(Exercise requirements): Beneath this task is a listing; retype all of it exactly.

(Extracted material):

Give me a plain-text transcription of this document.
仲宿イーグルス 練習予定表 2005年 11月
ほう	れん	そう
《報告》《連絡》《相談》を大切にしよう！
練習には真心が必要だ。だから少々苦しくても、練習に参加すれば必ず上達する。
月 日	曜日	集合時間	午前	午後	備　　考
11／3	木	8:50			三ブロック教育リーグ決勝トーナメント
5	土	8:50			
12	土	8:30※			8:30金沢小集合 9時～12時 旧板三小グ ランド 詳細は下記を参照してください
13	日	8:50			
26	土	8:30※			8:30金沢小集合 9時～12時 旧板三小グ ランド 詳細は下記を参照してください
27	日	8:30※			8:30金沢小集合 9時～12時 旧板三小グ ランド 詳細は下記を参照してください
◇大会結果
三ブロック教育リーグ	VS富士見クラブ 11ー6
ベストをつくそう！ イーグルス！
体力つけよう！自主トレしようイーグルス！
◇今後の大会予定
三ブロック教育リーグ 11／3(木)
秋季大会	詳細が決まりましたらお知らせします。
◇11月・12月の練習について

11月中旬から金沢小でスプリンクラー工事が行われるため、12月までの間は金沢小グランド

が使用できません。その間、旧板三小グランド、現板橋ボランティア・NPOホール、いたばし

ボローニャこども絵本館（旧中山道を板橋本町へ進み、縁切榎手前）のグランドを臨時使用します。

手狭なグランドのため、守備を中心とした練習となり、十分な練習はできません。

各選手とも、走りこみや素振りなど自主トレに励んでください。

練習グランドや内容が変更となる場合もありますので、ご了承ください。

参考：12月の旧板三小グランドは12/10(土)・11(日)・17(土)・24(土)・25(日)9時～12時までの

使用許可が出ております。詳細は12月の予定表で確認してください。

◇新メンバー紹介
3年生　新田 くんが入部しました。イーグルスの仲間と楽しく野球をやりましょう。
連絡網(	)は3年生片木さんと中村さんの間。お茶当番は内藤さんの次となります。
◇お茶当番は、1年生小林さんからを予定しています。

(Result of this task):
Give me a plain-text transcription of this document.
仲宿イーグルス 練習予定表 2005年 11月
ほう	れん	そう
《報告》《連絡》《相談》を大切にしよう！
練習には真心が必要だ。だから少々苦しくても、練習に参加すれば必ず上達する。
月 日	曜日	集合時間	午前	午後	備　　考
11／3	木	8:50			三ブロック教育リーグ決勝トーナメント
5	土	8:50			
12	土	8:30※			8:30金沢小集合 9時～12時 旧板三小グ ランド 詳細は下記を参照してください
13	日	8:50			
26	土	8:30※			8:30金沢小集合 9時～12時 旧板三小グ ランド 詳細は下記を参照してください
27	日	8:30※			8:30金沢小集合 9時～12時 旧板三小グ ランド 詳細は下記を参照してください
◇大会結果
三ブロック教育リーグ	VS富士見クラブ 11ー6
ベストをつくそう！ イーグルス！
体力つけよう！自主トレしようイーグルス！
◇今後の大会予定
三ブロック教育リーグ 11／3(木)
秋季大会	詳細が決まりましたらお知らせします。
◇11月・12月の練習について

11月中旬から金沢小でスプリンクラー工事が行われるため、12月までの間は金沢小グランド

が使用できません。その間、旧板三小グランド、現板橋ボランティア・NPOホール、いたばし

ボローニャこども絵本館（旧中山道を板橋本町へ進み、縁切榎手前）のグランドを臨時使用します。

手狭なグランドのため、守備を中心とした練習となり、十分な練習はできません。

各選手とも、走りこみや素振りなど自主トレに励んでください。

練習グランドや内容が変更となる場合もありますので、ご了承ください。

参考：12月の旧板三小グランドは12/10(土)・11(日)・17(土)・24(土)・25(日)9時～12時までの

使用許可が出ております。詳細は12月の予定表で確認してください。

◇新メンバー紹介
3年生　新田 くんが入部しました。イーグルスの仲間と楽しく野球をやりましょう。
連絡網(	)は3年生片木さんと中村さんの間。お茶当番は内藤さんの次となります。
◇お茶当番は、1年生小林さんからを予定しています。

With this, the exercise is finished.